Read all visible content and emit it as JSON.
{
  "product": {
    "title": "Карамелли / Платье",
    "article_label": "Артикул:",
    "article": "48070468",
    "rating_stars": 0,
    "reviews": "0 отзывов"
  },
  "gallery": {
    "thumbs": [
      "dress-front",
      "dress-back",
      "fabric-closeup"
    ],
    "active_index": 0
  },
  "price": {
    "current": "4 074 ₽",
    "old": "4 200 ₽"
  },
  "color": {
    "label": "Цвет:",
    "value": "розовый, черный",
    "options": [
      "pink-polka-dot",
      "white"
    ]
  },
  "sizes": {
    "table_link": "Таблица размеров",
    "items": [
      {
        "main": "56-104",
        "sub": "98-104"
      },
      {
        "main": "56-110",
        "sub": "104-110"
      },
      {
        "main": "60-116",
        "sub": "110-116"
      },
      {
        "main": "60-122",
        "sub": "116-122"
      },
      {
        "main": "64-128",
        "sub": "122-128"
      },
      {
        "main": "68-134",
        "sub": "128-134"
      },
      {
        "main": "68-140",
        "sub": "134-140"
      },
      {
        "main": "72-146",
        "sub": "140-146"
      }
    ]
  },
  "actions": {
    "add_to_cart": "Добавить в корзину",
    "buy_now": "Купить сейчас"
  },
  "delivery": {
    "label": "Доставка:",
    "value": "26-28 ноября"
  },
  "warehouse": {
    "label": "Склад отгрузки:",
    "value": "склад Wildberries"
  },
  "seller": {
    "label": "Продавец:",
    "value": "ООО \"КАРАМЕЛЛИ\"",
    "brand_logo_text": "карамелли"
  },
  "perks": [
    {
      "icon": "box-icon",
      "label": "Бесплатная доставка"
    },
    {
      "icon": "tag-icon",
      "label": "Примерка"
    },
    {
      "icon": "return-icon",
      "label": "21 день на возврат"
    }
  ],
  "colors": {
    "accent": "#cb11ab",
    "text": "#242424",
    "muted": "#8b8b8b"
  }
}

——

◆ PROBLEM TO WORK ON ◆
Copy whichever lines in the listing above contain the word "icon".

◆ FINAL RESULT ◆
      "icon": "box-icon",
      "icon": "tag-icon",
      "icon": "return-icon",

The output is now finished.